What is being asked: Each entry below should be written out exactly as it is, with no pictures.

* Begin Data *

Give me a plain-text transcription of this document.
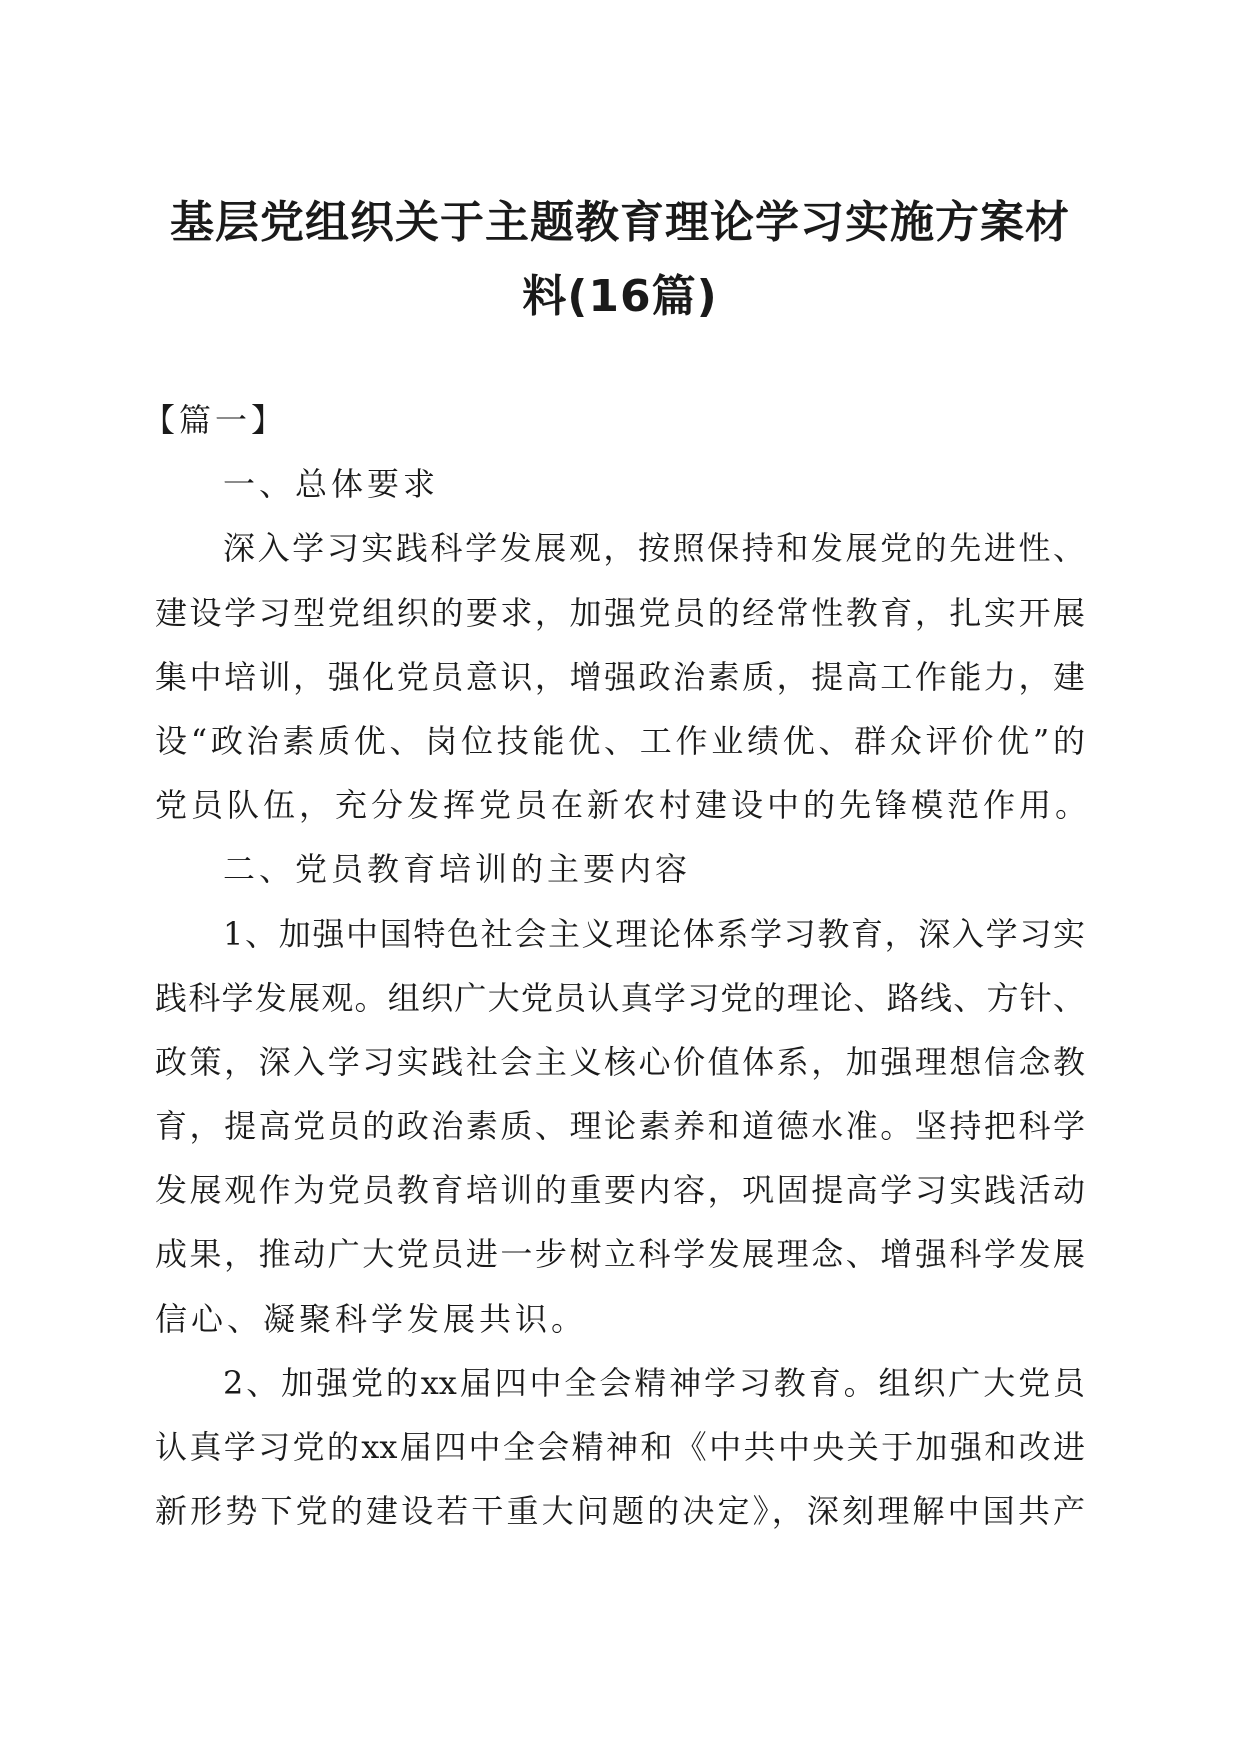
基层党组织关于主题教育理论学习实施方案材
料(16篇)

【篇一】

一、总体要求

深入学习实践科学发展观，按照保持和发展党的先进性、

建设学习型党组织的要求，加强党员的经常性教育，扎实开展

集中培训，强化党员意识，增强政治素质，提高工作能力，建

设“政治素质优、岗位技能优、工作业绩优、群众评价优”的

党员队伍，充分发挥党员在新农村建设中的先锋模范作用。

二、党员教育培训的主要内容

1、加强中国特色社会主义理论体系学习教育，深入学习实

践科学发展观。组织广大党员认真学习党的理论、路线、方针、

政策，深入学习实践社会主义核心价值体系，加强理想信念教

育，提高党员的政治素质、理论素养和道德水准。坚持把科学

发展观作为党员教育培训的重要内容，巩固提高学习实践活动

成果，推动广大党员进一步树立科学发展理念、增强科学发展

信心、凝聚科学发展共识。

2、加强党的xx届四中全会精神学习教育。组织广大党员

认真学习党的xx届四中全会精神和《中共中央关于加强和改进

新形势下党的建设若干重大问题的决定》，深刻理解中国共产
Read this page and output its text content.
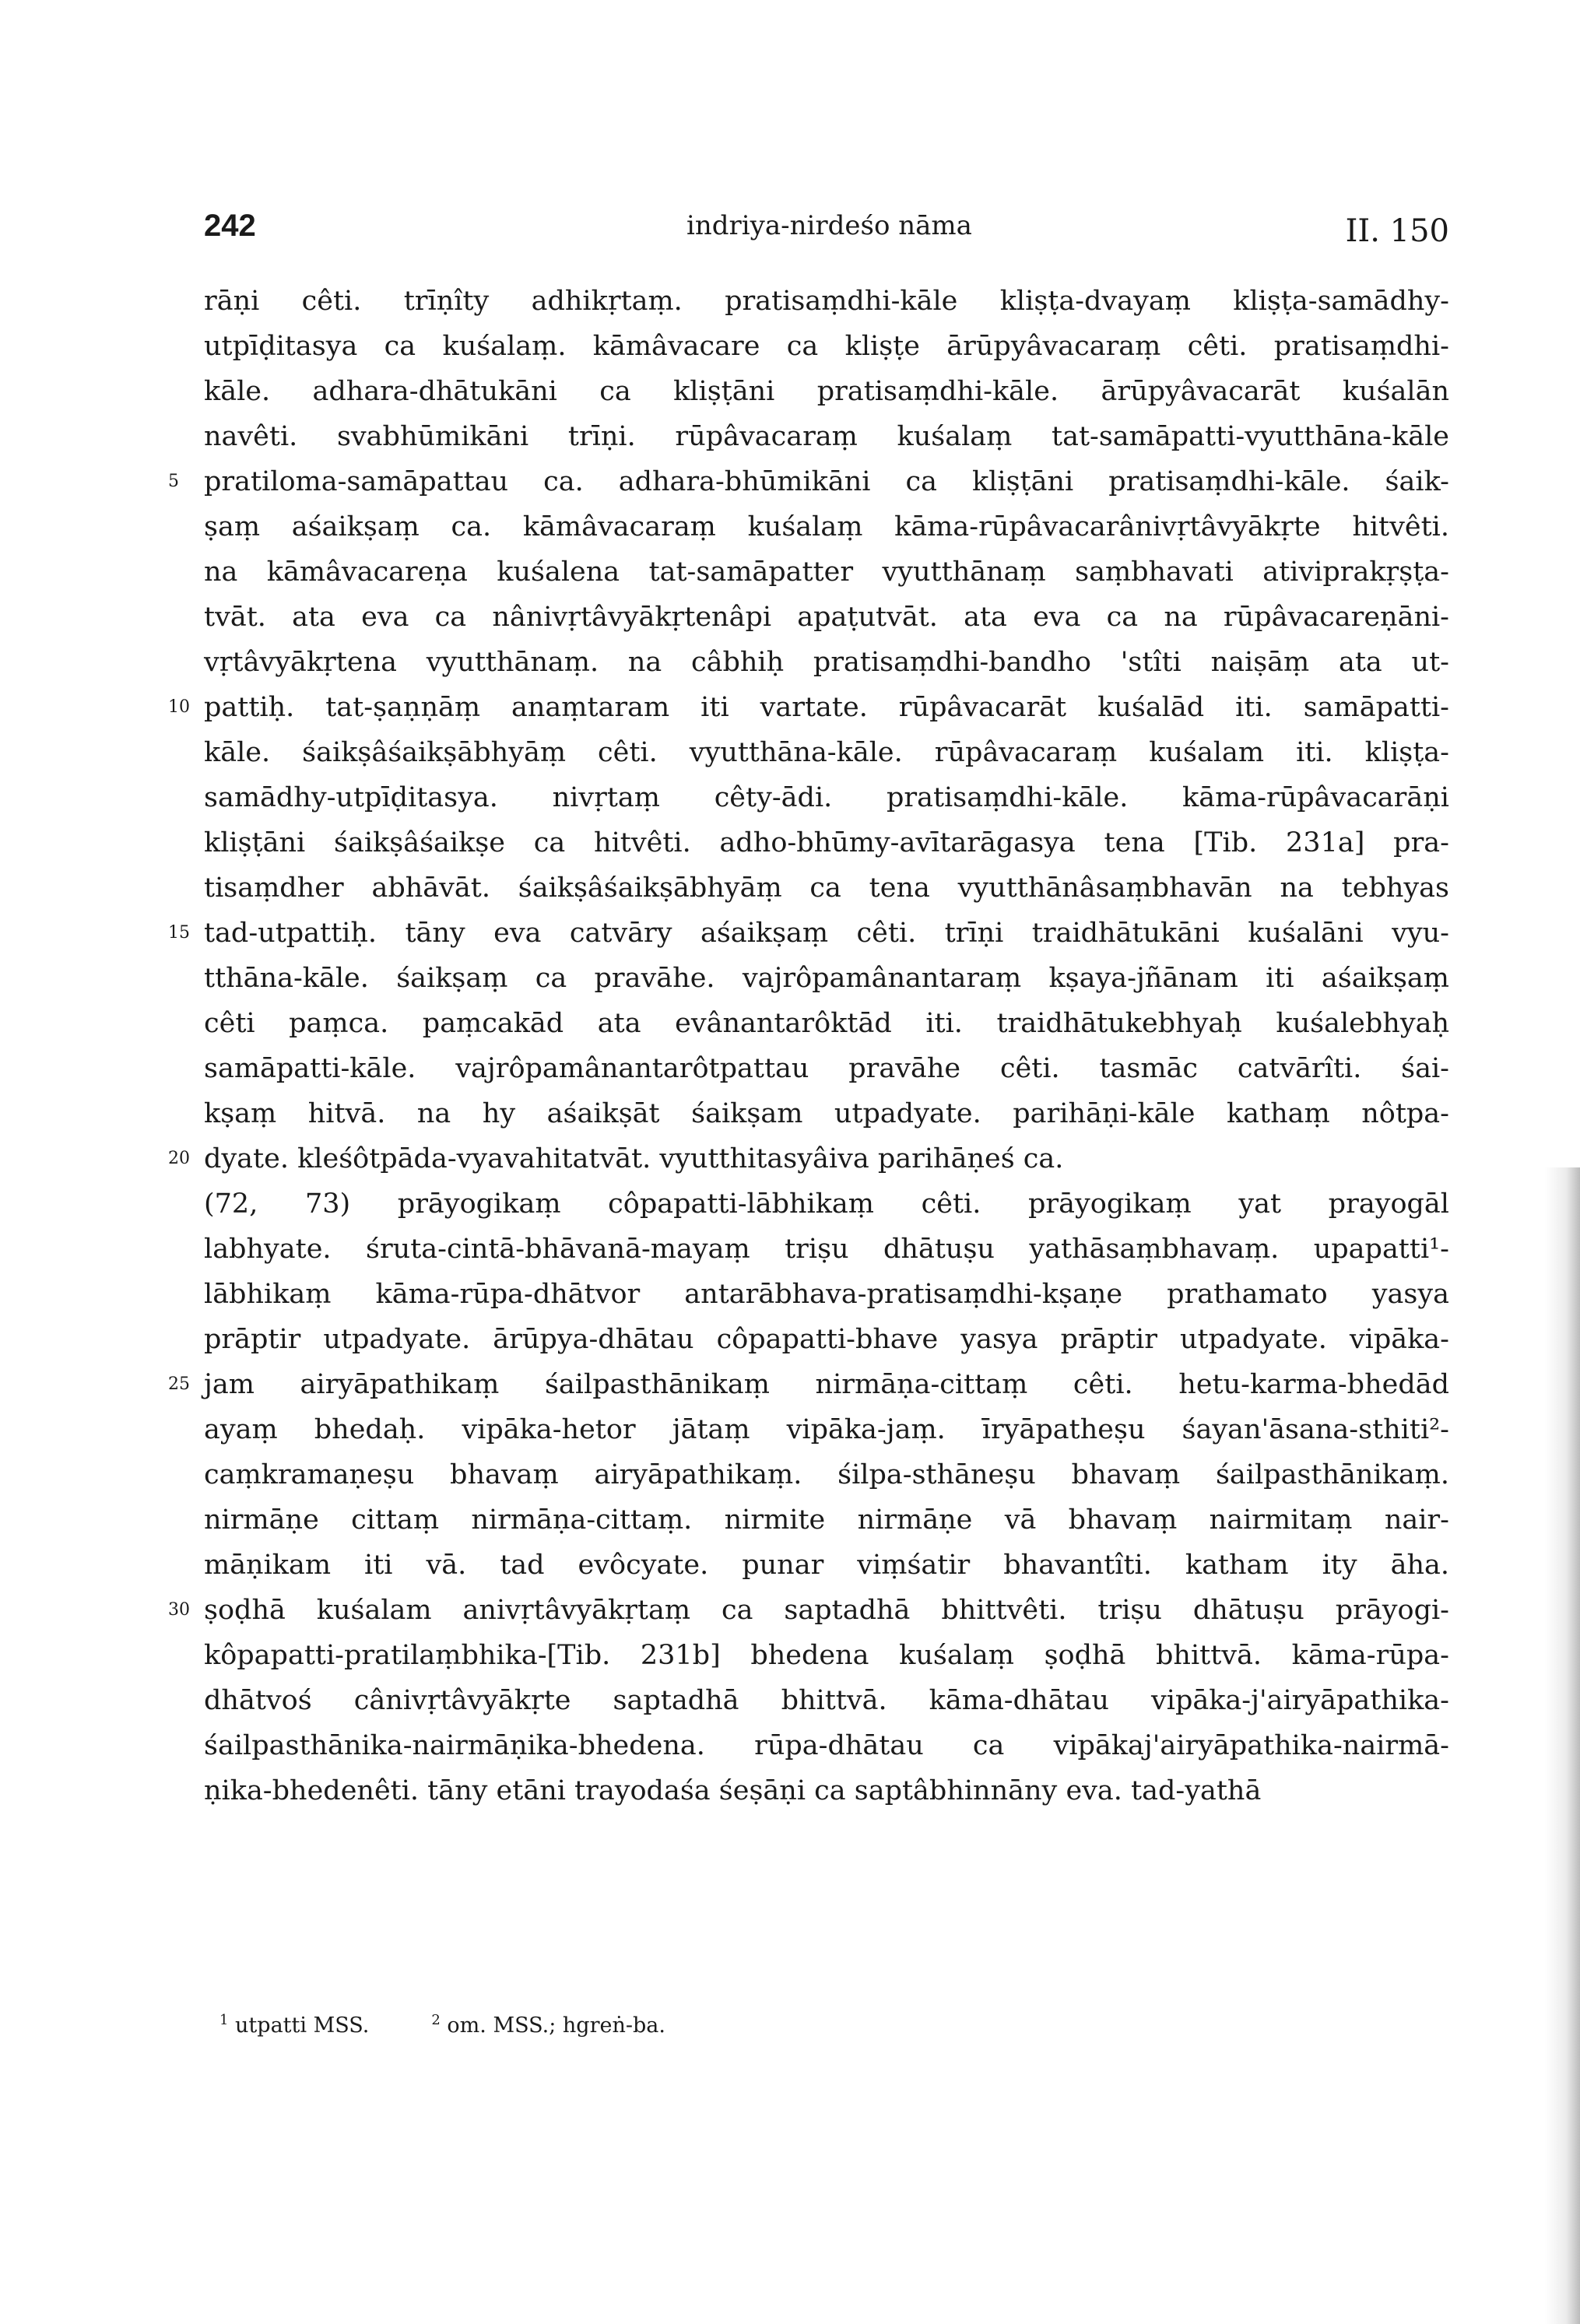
242	indriya-nirdeśo nāma	II. 150
rāṇi cêti. trīṇîty adhikṛtaṃ. pratisaṃdhi-kāle kliṣṭa-dvayaṃ kliṣṭa-samādhy-
utpīḍitasya ca kuśalaṃ. kāmâvacare ca kliṣṭe ārūpyâvacaraṃ cêti. pratisaṃdhi-
kāle. adhara-dhātukāni ca kliṣṭāni pratisaṃdhi-kāle. ārūpyâvacarāt kuśalān
navêti. svabhūmikāni trīṇi. rūpâvacaraṃ kuśalaṃ tat-samāpatti-vyutthāna-kāle
5 pratiloma-samāpattau ca. adhara-bhūmikāni ca kliṣṭāni pratisaṃdhi-kāle. śaik-
ṣaṃ aśaikṣaṃ ca. kāmâvacaraṃ kuśalaṃ kāma-rūpâvacarânivṛtâvyākṛte hitvêti.
na kāmâvacareṇa kuśalena tat-samāpatter vyutthānaṃ saṃbhavati ativiprakṛṣṭa-
tvāt. ata eva ca nânivṛtâvyākṛtenâpi apaṭutvāt. ata eva ca na rūpâvacareṇāni-
vṛtâvyākṛtena vyutthānaṃ. na câbhiḥ pratisaṃdhi-bandho 'stîti naiṣāṃ ata ut-
10 pattiḥ. tat-ṣaṇṇāṃ anaṃtaram iti vartate. rūpâvacarāt kuśalād iti. samāpatti-
kāle. śaikṣâśaikṣābhyāṃ cêti. vyutthāna-kāle. rūpâvacaraṃ kuśalam iti. kliṣṭa-
samādhy-utpīḍitasya. nivṛtaṃ cêty-ādi. pratisaṃdhi-kāle. kāma-rūpâvacarāṇi
kliṣṭāni śaikṣâśaikṣe ca hitvêti. adho-bhūmy-avītarāgasya tena [Tib. 231a] pra-
tisaṃdher abhāvāt. śaikṣâśaikṣābhyāṃ ca tena vyutthānâsaṃbhavān na tebhyas
15 tad-utpattiḥ. tāny eva catvāry aśaikṣaṃ cêti. trīṇi traidhātukāni kuśalāni vyu-
tthāna-kāle. śaikṣaṃ ca pravāhe. vajrôpamânantaraṃ kṣaya-jñānam iti aśaikṣaṃ
cêti paṃca. paṃcakād ata evânantarôktād iti. traidhātukebhyaḥ kuśalebhyaḥ
samāpatti-kāle. vajrôpamânantarôtpattau pravāhe cêti. tasmāc catvārîti. śai-
kṣaṃ hitvā. na hy aśaikṣāt śaikṣam utpadyate. parihāṇi-kāle kathaṃ nôtpa-
20 dyate. kleśôtpāda-vyavahitatvāt. vyutthitasyâiva parihāṇeś ca.
(72, 73) prāyogikaṃ côpapatti-lābhikaṃ cêti. prāyogikaṃ yat prayogāl
labhyate. śruta-cintā-bhāvanā-mayaṃ triṣu dhātuṣu yathāsaṃbhavaṃ. upapatti¹-
lābhikaṃ kāma-rūpa-dhātvor antarābhava-pratisaṃdhi-kṣaṇe prathamato yasya
prāptir utpadyate. ārūpya-dhātau côpapatti-bhave yasya prāptir utpadyate. vipāka-
25 jam airyāpathikaṃ śailpasthānikaṃ nirmāṇa-cittaṃ cêti. hetu-karma-bhedād
ayaṃ bhedaḥ. vipāka-hetor jātaṃ vipāka-jaṃ. īryāpatheṣu śayan'āsana-sthiti²-
caṃkramaṇeṣu bhavaṃ airyāpathikaṃ. śilpa-sthāneṣu bhavaṃ śailpasthānikaṃ.
nirmāṇe cittaṃ nirmāṇa-cittaṃ. nirmite nirmāṇe vā bhavaṃ nairmitaṃ nair-
māṇikam iti vā. tad evôcyate. punar viṃśatir bhavantîti. katham ity āha.
30 ṣoḍhā kuśalam anivṛtâvyākṛtaṃ ca saptadhā bhittvêti. triṣu dhātuṣu prāyogi-
kôpapatti-pratilaṃbhika-[Tib. 231b] bhedena kuśalaṃ ṣoḍhā bhittvā. kāma-rūpa-
dhātvoś cânivṛtâvyākṛte saptadhā bhittvā. kāma-dhātau vipāka-j'airyāpathika-
śailpasthānika-nairmāṇika-bhedena. rūpa-dhātau ca vipākaj'airyāpathika-nairmā-
ṇika-bhedenêti. tāny etāni trayodaśa śeṣāṇi ca saptâbhinnāny eva. tad-yathā
$^1$ utpatti MSS.	$^2$ om. MSS.; hgreṅ-ba.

* End Data *

Response for this exercise:
Give me a plain-text transcription of this document.
基层党组织关于主题教育理论学习实施方案材
料(16篇)

【篇一】

一、总体要求

深入学习实践科学发展观，按照保持和发展党的先进性、

建设学习型党组织的要求，加强党员的经常性教育，扎实开展

集中培训，强化党员意识，增强政治素质，提高工作能力，建

设“政治素质优、岗位技能优、工作业绩优、群众评价优”的

党员队伍，充分发挥党员在新农村建设中的先锋模范作用。

二、党员教育培训的主要内容

1、加强中国特色社会主义理论体系学习教育，深入学习实

践科学发展观。组织广大党员认真学习党的理论、路线、方针、

政策，深入学习实践社会主义核心价值体系，加强理想信念教

育，提高党员的政治素质、理论素养和道德水准。坚持把科学

发展观作为党员教育培训的重要内容，巩固提高学习实践活动

成果，推动广大党员进一步树立科学发展理念、增强科学发展

信心、凝聚科学发展共识。

2、加强党的xx届四中全会精神学习教育。组织广大党员

认真学习党的xx届四中全会精神和《中共中央关于加强和改进

新形势下党的建设若干重大问题的决定》，深刻理解中国共产
Read this page and output its text content.
242	indriya-nirdeśo nāma	II. 150
rāṇi cêti. trīṇîty adhikṛtaṃ. pratisaṃdhi-kāle kliṣṭa-dvayaṃ kliṣṭa-samādhy-
utpīḍitasya ca kuśalaṃ. kāmâvacare ca kliṣṭe ārūpyâvacaraṃ cêti. pratisaṃdhi-
kāle. adhara-dhātukāni ca kliṣṭāni pratisaṃdhi-kāle. ārūpyâvacarāt kuśalān
navêti. svabhūmikāni trīṇi. rūpâvacaraṃ kuśalaṃ tat-samāpatti-vyutthāna-kāle
5 pratiloma-samāpattau ca. adhara-bhūmikāni ca kliṣṭāni pratisaṃdhi-kāle. śaik-
ṣaṃ aśaikṣaṃ ca. kāmâvacaraṃ kuśalaṃ kāma-rūpâvacarânivṛtâvyākṛte hitvêti.
na kāmâvacareṇa kuśalena tat-samāpatter vyutthānaṃ saṃbhavati ativiprakṛṣṭa-
tvāt. ata eva ca nânivṛtâvyākṛtenâpi apaṭutvāt. ata eva ca na rūpâvacareṇāni-
vṛtâvyākṛtena vyutthānaṃ. na câbhiḥ pratisaṃdhi-bandho 'stîti naiṣāṃ ata ut-
10 pattiḥ. tat-ṣaṇṇāṃ anaṃtaram iti vartate. rūpâvacarāt kuśalād iti. samāpatti-
kāle. śaikṣâśaikṣābhyāṃ cêti. vyutthāna-kāle. rūpâvacaraṃ kuśalam iti. kliṣṭa-
samādhy-utpīḍitasya. nivṛtaṃ cêty-ādi. pratisaṃdhi-kāle. kāma-rūpâvacarāṇi
kliṣṭāni śaikṣâśaikṣe ca hitvêti. adho-bhūmy-avītarāgasya tena [Tib. 231a] pra-
tisaṃdher abhāvāt. śaikṣâśaikṣābhyāṃ ca tena vyutthānâsaṃbhavān na tebhyas
15 tad-utpattiḥ. tāny eva catvāry aśaikṣaṃ cêti. trīṇi traidhātukāni kuśalāni vyu-
tthāna-kāle. śaikṣaṃ ca pravāhe. vajrôpamânantaraṃ kṣaya-jñānam iti aśaikṣaṃ
cêti paṃca. paṃcakād ata evânantarôktād iti. traidhātukebhyaḥ kuśalebhyaḥ
samāpatti-kāle. vajrôpamânantarôtpattau pravāhe cêti. tasmāc catvārîti. śai-
kṣaṃ hitvā. na hy aśaikṣāt śaikṣam utpadyate. parihāṇi-kāle kathaṃ nôtpa-
20 dyate. kleśôtpāda-vyavahitatvāt. vyutthitasyâiva parihāṇeś ca.
(72, 73) prāyogikaṃ côpapatti-lābhikaṃ cêti. prāyogikaṃ yat prayogāl
labhyate. śruta-cintā-bhāvanā-mayaṃ triṣu dhātuṣu yathāsaṃbhavaṃ. upapatti¹-
lābhikaṃ kāma-rūpa-dhātvor antarābhava-pratisaṃdhi-kṣaṇe prathamato yasya
prāptir utpadyate. ārūpya-dhātau côpapatti-bhave yasya prāptir utpadyate. vipāka-
25 jam airyāpathikaṃ śailpasthānikaṃ nirmāṇa-cittaṃ cêti. hetu-karma-bhedād
ayaṃ bhedaḥ. vipāka-hetor jātaṃ vipāka-jaṃ. īryāpatheṣu śayan'āsana-sthiti²-
caṃkramaṇeṣu bhavaṃ airyāpathikaṃ. śilpa-sthāneṣu bhavaṃ śailpasthānikaṃ.
nirmāṇe cittaṃ nirmāṇa-cittaṃ. nirmite nirmāṇe vā bhavaṃ nairmitaṃ nair-
māṇikam iti vā. tad evôcyate. punar viṃśatir bhavantîti. katham ity āha.
30 ṣoḍhā kuśalam anivṛtâvyākṛtaṃ ca saptadhā bhittvêti. triṣu dhātuṣu prāyogi-
kôpapatti-pratilaṃbhika-[Tib. 231b] bhedena kuśalaṃ ṣoḍhā bhittvā. kāma-rūpa-
dhātvoś cânivṛtâvyākṛte saptadhā bhittvā. kāma-dhātau vipāka-j'airyāpathika-
śailpasthānika-nairmāṇika-bhedena. rūpa-dhātau ca vipākaj'airyāpathika-nairmā-
ṇika-bhedenêti. tāny etāni trayodaśa śeṣāṇi ca saptâbhinnāny eva. tad-yathā
$^1$ utpatti MSS.	$^2$ om. MSS.; hgreṅ-ba.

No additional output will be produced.